--- Start of GIVEN RECORDS ---

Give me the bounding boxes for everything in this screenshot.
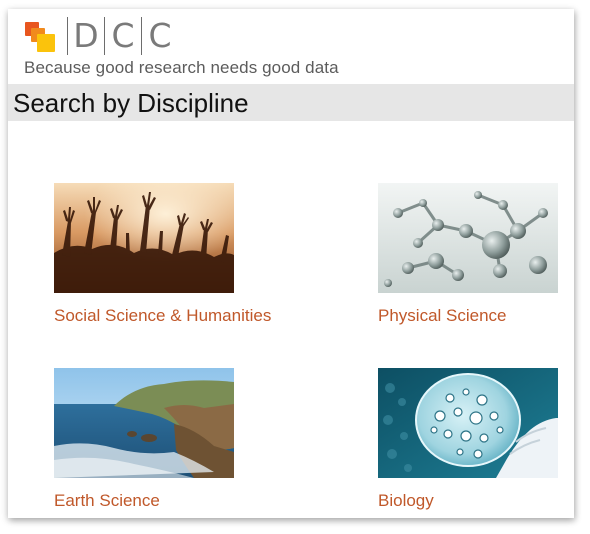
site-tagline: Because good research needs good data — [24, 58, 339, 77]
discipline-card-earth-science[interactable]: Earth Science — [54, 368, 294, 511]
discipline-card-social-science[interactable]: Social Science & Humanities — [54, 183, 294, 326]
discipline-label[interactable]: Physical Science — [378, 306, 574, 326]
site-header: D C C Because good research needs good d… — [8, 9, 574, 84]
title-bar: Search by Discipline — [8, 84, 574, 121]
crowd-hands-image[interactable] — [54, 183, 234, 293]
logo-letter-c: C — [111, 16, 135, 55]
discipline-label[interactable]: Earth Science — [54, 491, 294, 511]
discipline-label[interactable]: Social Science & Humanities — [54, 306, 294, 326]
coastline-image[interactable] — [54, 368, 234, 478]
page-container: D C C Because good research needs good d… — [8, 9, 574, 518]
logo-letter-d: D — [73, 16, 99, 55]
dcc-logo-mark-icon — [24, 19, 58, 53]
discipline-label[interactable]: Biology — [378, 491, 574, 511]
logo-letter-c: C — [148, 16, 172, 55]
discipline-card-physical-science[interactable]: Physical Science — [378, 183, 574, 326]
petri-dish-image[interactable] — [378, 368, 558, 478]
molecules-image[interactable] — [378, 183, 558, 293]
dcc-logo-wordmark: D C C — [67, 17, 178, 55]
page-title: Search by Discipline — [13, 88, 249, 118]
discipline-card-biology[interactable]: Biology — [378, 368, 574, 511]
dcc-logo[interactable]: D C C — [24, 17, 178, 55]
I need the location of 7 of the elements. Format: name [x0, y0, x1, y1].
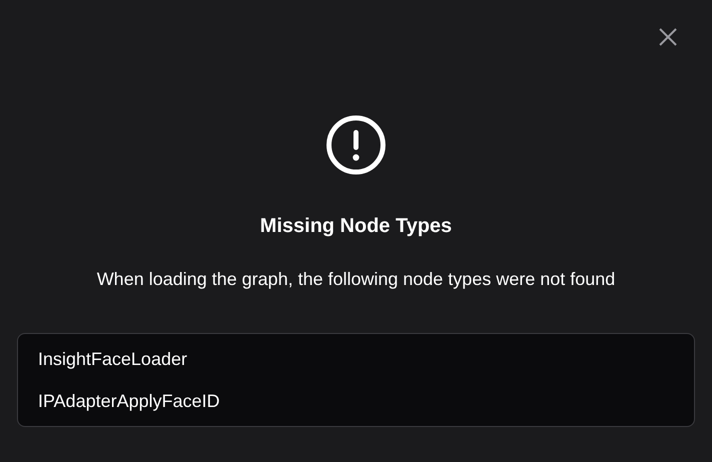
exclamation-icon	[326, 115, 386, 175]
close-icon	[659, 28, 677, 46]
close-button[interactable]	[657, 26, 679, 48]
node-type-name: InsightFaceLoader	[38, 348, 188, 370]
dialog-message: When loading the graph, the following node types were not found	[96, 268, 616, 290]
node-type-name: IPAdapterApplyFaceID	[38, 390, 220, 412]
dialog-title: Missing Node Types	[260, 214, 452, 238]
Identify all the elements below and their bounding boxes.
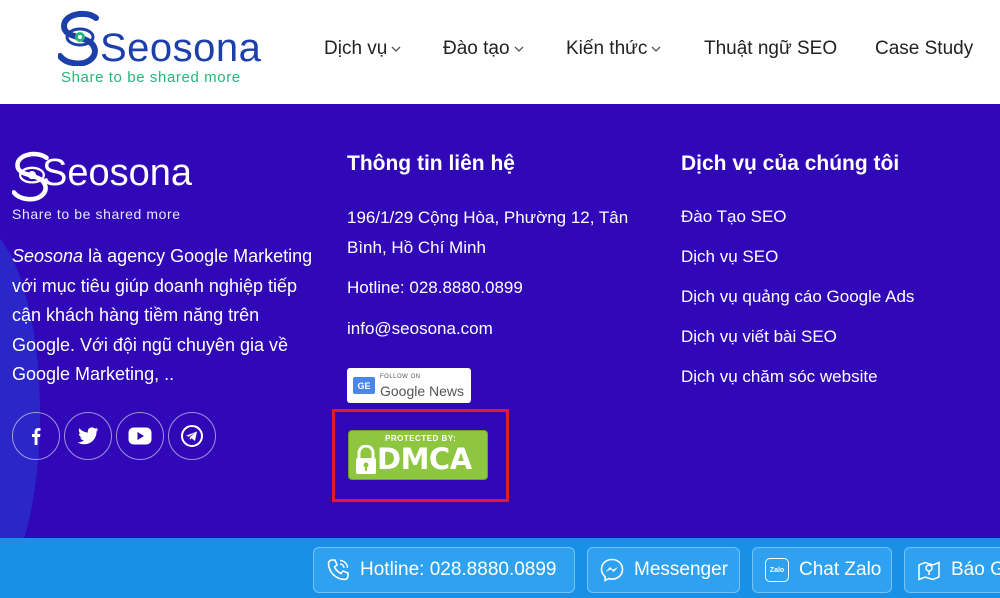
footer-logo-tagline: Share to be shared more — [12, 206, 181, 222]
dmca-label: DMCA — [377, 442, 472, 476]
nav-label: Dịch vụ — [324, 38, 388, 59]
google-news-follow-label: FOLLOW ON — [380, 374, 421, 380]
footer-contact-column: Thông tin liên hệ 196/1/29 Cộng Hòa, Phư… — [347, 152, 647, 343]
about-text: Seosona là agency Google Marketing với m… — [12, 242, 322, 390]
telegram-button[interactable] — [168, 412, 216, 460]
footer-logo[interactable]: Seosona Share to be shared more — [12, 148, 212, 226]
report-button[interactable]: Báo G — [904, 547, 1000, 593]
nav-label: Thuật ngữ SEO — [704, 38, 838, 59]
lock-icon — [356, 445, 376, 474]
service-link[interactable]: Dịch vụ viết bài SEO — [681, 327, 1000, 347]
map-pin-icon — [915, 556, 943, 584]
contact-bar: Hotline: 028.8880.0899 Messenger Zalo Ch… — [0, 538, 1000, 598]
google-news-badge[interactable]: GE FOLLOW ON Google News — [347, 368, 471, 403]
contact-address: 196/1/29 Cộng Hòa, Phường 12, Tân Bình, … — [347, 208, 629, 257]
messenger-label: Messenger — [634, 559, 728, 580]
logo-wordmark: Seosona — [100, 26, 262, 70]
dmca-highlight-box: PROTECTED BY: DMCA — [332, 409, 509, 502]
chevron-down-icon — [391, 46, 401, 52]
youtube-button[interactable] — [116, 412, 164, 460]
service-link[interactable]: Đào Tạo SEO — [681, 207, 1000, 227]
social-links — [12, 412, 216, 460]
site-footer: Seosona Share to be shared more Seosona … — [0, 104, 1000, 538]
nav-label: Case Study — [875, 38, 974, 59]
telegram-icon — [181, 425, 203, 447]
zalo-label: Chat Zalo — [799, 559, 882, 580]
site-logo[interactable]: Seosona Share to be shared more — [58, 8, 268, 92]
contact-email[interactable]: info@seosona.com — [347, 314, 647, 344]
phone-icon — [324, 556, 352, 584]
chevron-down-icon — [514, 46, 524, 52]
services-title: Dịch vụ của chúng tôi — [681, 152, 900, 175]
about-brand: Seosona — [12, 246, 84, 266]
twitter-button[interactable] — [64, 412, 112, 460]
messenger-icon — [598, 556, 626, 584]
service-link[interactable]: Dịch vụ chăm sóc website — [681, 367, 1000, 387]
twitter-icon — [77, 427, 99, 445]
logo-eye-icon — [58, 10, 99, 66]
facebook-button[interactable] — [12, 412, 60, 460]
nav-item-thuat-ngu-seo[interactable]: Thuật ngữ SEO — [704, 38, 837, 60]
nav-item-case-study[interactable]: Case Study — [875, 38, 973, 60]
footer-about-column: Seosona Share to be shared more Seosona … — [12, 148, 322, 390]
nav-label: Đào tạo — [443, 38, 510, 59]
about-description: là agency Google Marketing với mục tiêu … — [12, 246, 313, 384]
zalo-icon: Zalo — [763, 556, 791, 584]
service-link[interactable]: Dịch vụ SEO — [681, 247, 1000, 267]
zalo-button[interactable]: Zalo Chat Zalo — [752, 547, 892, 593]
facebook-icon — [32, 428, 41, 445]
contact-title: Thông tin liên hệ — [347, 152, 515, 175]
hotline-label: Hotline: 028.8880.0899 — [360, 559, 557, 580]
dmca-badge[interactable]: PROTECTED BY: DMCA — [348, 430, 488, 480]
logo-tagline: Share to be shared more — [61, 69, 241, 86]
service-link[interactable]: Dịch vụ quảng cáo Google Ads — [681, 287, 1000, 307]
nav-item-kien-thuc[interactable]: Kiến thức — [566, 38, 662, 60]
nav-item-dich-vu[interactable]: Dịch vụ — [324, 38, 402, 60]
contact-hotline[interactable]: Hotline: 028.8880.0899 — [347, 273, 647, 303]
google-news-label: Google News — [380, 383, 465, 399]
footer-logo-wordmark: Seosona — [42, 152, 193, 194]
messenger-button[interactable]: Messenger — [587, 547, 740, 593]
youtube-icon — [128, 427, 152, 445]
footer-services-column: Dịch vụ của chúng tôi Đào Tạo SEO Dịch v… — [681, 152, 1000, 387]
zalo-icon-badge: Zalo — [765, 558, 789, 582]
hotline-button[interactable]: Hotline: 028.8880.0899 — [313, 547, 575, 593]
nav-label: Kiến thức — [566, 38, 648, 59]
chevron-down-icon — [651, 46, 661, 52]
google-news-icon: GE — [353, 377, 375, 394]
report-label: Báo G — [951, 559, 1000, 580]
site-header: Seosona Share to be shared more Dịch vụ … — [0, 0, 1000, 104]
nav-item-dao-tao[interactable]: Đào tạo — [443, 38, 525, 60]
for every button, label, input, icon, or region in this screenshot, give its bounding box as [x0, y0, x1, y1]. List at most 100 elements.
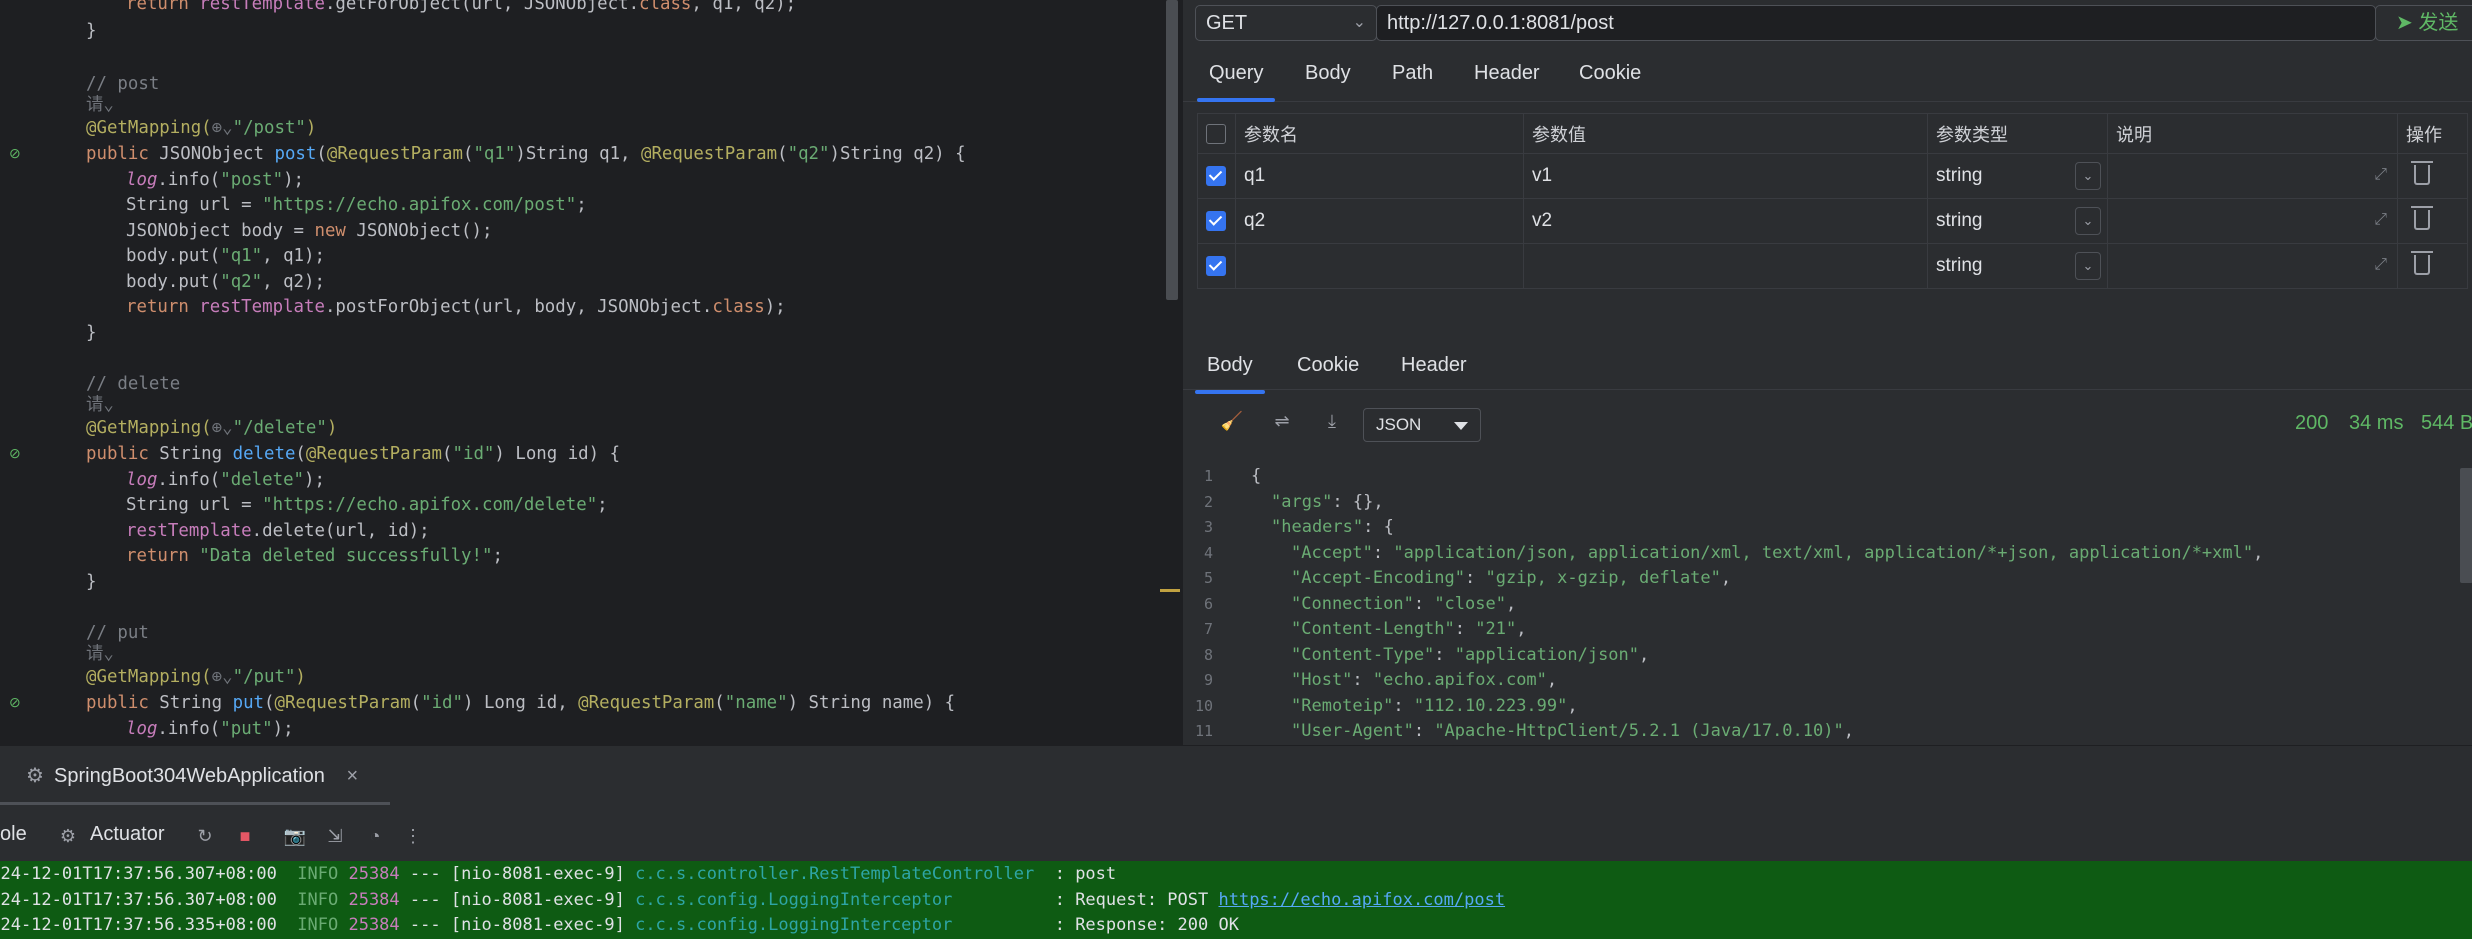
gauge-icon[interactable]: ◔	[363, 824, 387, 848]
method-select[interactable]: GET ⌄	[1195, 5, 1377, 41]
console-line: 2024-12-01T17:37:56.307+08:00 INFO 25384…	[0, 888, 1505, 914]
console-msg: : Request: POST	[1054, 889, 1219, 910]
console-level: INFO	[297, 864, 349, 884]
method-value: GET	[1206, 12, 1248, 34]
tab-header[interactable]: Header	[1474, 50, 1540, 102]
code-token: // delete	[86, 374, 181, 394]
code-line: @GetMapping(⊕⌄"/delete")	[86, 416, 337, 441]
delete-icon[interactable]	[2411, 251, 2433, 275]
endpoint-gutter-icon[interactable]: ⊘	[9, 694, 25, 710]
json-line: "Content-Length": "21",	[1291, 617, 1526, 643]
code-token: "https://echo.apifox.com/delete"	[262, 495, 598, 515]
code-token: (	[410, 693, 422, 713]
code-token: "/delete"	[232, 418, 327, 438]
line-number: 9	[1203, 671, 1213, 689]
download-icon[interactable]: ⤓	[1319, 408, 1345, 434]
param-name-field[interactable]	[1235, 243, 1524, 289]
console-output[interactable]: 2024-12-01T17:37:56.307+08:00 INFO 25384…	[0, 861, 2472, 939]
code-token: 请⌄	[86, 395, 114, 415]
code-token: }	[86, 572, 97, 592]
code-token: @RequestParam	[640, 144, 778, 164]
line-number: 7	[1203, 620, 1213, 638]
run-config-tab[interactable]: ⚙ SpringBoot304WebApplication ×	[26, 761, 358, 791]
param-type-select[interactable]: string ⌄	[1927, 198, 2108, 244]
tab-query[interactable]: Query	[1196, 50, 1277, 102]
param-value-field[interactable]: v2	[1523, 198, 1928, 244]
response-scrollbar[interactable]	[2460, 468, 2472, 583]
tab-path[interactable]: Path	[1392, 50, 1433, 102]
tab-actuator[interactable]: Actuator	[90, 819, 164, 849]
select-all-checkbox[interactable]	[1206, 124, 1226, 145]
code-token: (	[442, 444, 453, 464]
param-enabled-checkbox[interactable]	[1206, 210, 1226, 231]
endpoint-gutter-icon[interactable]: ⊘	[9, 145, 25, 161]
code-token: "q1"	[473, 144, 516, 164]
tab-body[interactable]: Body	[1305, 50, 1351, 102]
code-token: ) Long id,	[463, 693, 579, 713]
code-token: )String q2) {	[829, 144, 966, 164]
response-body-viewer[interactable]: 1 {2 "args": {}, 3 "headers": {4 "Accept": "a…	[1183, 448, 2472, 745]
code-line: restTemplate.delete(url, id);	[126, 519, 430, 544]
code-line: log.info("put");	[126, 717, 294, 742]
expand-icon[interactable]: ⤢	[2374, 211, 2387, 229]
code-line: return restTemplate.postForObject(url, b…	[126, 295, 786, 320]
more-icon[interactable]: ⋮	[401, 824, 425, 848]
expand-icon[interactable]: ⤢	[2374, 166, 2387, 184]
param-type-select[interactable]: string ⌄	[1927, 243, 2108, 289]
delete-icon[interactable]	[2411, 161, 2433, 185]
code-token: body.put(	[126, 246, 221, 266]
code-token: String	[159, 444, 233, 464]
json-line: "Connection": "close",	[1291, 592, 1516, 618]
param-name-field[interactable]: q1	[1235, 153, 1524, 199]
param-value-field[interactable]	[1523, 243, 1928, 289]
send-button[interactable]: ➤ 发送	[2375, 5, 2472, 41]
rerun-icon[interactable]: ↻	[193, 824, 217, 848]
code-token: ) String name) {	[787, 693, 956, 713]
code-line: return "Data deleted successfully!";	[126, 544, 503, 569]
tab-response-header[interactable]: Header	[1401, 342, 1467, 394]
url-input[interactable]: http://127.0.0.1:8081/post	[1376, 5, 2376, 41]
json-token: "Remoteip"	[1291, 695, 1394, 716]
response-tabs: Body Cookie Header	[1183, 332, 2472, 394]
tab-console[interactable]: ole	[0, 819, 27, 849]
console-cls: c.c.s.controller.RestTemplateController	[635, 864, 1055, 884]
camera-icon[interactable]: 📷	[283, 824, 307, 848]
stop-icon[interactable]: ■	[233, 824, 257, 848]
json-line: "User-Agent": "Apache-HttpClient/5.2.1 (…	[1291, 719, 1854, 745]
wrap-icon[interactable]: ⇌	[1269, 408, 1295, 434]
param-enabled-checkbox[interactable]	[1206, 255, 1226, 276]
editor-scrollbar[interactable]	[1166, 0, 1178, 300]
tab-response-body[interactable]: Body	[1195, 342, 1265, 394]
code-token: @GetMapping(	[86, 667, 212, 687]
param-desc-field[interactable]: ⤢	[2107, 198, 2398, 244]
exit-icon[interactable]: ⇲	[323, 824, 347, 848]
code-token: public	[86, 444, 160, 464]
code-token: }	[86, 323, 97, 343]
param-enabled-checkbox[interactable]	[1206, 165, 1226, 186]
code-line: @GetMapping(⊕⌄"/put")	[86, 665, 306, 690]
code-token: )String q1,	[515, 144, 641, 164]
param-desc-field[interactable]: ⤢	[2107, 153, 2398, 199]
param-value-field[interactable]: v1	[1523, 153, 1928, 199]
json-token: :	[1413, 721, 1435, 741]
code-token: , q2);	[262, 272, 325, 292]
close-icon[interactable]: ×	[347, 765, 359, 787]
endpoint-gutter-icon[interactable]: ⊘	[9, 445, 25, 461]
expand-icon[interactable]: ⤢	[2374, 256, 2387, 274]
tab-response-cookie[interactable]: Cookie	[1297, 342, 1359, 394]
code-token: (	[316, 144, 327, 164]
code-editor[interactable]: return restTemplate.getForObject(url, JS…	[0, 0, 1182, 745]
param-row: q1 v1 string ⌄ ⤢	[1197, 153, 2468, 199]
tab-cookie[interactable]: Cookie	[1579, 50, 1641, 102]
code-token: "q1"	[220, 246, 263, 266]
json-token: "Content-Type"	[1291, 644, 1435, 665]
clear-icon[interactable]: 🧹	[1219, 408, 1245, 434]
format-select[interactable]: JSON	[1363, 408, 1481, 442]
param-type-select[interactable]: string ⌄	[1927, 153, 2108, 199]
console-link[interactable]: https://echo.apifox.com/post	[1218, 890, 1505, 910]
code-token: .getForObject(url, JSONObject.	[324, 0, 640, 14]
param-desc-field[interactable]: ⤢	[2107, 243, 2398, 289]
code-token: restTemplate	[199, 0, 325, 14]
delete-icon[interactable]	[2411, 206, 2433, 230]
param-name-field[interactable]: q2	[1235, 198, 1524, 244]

--- End of GIVEN RECORDS ---

Lay out the entries from their first line through the line containing "Identify all the", both ends included, as a Markdown table with a "No." column for the row number and a "Text" column for the line. Leave out blank lines and pictures.

| No. | Text |
|---|---|
| 1 | Give me the bounding boxes for everything in this screenshot. |
| 2 | site-tagline: Because good research needs good data — [24, 58, 339, 77] |
| 3 | discipline-card-earth-science[interactable]: Earth Science — [54, 368, 294, 511] |
| 4 | discipline-card-social-science[interactable]: Social Science & Humanities — [54, 183, 294, 326] |
| 5 | discipline-label[interactable]: Physical Science — [378, 306, 574, 326] |
| 6 | site-header: D C C Because good research needs good d… — [8, 9, 574, 84] |
| 7 | title-bar: Search by Discipline — [8, 84, 574, 121] |
| 8 | crowd-hands-image[interactable] — [54, 183, 234, 293] |
| 9 | logo-letter-c: C — [111, 16, 135, 55] |
| 10 | discipline-label[interactable]: Earth Science — [54, 491, 294, 511] |
| 11 | discipline-label[interactable]: Social Science & Humanities — [54, 306, 294, 326] |
| 12 | coastline-image[interactable] — [54, 368, 234, 478] |
| 13 | page-container: D C C Because good research needs good d… — [8, 9, 574, 518] |
| 14 | logo-letter-d: D — [73, 16, 99, 55] |
| 15 | dcc-logo-mark-icon — [24, 19, 58, 53] |
| 16 | discipline-label[interactable]: Biology — [378, 491, 574, 511] |
| 17 | logo-letter-c: C — [148, 16, 172, 55] |
| 18 | discipline-card-physical-science[interactable]: Physical Science — [378, 183, 574, 326] |
| 19 | petri-dish-image[interactable] — [378, 368, 558, 478] |
| 20 | molecules-image[interactable] — [378, 183, 558, 293] |
| 21 | dcc-logo-wordmark: D C C — [67, 17, 178, 55] |
| 22 | page-title: Search by Discipline — [13, 88, 249, 118] |
| 23 | discipline-card-biology[interactable]: Biology — [378, 368, 574, 511] |
| 24 | dcc-logo[interactable]: D C C — [24, 17, 178, 55] |
| 25 | I need the location of 7 of the elements. Format: name [x0, y0, x1, y1]. |
| 26 | exclamation-icon	[326, 115, 386, 175] |
| 27 | close-icon	[659, 28, 677, 46] |
| 28 | close-button[interactable]	[657, 26, 679, 48] |
| 29 | node-type-name: InsightFaceLoader	[38, 348, 188, 370] |
| 30 | dialog-message: When loading the graph, the following node types were not found	[96, 268, 616, 290] |
| 31 | node-type-name: IPAdapterApplyFaceID	[38, 390, 220, 412] |
| 32 | dialog-title: Missing Node Types	[260, 214, 452, 238] |
| 33 | Identify all the elements below and their bounding boxes. |